▶ _What you are asked to do_
Provide an exact reproduction of every entry.

▶ _Dataset records_
□ □ □
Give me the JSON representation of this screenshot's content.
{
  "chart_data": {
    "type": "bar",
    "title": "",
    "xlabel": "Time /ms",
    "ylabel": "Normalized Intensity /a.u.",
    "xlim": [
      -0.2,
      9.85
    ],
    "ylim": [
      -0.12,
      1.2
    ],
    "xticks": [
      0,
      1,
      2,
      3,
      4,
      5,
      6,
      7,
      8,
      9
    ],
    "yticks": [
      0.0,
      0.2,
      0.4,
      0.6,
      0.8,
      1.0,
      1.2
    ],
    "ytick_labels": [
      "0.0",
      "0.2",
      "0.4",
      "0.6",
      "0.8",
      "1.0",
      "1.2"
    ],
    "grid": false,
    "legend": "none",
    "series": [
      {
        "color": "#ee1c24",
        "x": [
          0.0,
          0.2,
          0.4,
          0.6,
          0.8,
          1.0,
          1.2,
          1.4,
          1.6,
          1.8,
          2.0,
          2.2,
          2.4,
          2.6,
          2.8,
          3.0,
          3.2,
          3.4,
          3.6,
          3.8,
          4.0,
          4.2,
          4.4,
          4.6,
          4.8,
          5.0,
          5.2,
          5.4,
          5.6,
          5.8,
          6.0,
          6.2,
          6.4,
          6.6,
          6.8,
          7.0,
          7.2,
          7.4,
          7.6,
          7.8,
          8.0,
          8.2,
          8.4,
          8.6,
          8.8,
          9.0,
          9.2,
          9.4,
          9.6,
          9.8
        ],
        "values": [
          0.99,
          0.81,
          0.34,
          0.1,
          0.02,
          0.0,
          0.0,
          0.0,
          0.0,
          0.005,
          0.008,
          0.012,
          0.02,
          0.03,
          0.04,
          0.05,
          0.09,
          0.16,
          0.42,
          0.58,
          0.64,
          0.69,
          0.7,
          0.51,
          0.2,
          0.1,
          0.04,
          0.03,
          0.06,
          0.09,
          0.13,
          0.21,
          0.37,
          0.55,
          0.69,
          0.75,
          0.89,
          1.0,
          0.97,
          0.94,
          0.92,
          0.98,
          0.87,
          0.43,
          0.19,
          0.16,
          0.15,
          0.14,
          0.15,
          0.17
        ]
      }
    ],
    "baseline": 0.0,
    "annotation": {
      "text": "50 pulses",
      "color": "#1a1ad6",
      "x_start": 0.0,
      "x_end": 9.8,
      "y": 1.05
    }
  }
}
□ □ □
▶ _Full answer_
Give me the JSON representation of this screenshot's content.
{
  "chart_data": {
    "type": "bar",
    "title": "",
    "xlabel": "Time /ms",
    "ylabel": "Normalized Intensity /a.u.",
    "xlim": [
      -0.2,
      9.85
    ],
    "ylim": [
      -0.12,
      1.2
    ],
    "xticks": [
      0,
      1,
      2,
      3,
      4,
      5,
      6,
      7,
      8,
      9
    ],
    "yticks": [
      0.0,
      0.2,
      0.4,
      0.6,
      0.8,
      1.0,
      1.2
    ],
    "ytick_labels": [
      "0.0",
      "0.2",
      "0.4",
      "0.6",
      "0.8",
      "1.0",
      "1.2"
    ],
    "grid": false,
    "legend": "none",
    "series": [
      {
        "color": "#ee1c24",
        "x": [
          0.0,
          0.2,
          0.4,
          0.6,
          0.8,
          1.0,
          1.2,
          1.4,
          1.6,
          1.8,
          2.0,
          2.2,
          2.4,
          2.6,
          2.8,
          3.0,
          3.2,
          3.4,
          3.6,
          3.8,
          4.0,
          4.2,
          4.4,
          4.6,
          4.8,
          5.0,
          5.2,
          5.4,
          5.6,
          5.8,
          6.0,
          6.2,
          6.4,
          6.6,
          6.8,
          7.0,
          7.2,
          7.4,
          7.6,
          7.8,
          8.0,
          8.2,
          8.4,
          8.6,
          8.8,
          9.0,
          9.2,
          9.4,
          9.6,
          9.8
        ],
        "values": [
          0.99,
          0.81,
          0.34,
          0.1,
          0.02,
          0.0,
          0.0,
          0.0,
          0.0,
          0.005,
          0.008,
          0.012,
          0.02,
          0.03,
          0.04,
          0.05,
          0.09,
          0.16,
          0.42,
          0.58,
          0.64,
          0.69,
          0.7,
          0.51,
          0.2,
          0.1,
          0.04,
          0.03,
          0.06,
          0.09,
          0.13,
          0.21,
          0.37,
          0.55,
          0.69,
          0.75,
          0.89,
          1.0,
          0.97,
          0.94,
          0.92,
          0.98,
          0.87,
          0.43,
          0.19,
          0.16,
          0.15,
          0.14,
          0.15,
          0.17
        ]
      }
    ],
    "baseline": 0.0,
    "annotation": {
      "text": "50 pulses",
      "color": "#1a1ad6",
      "x_start": 0.0,
      "x_end": 9.8,
      "y": 1.05
    }
  }
}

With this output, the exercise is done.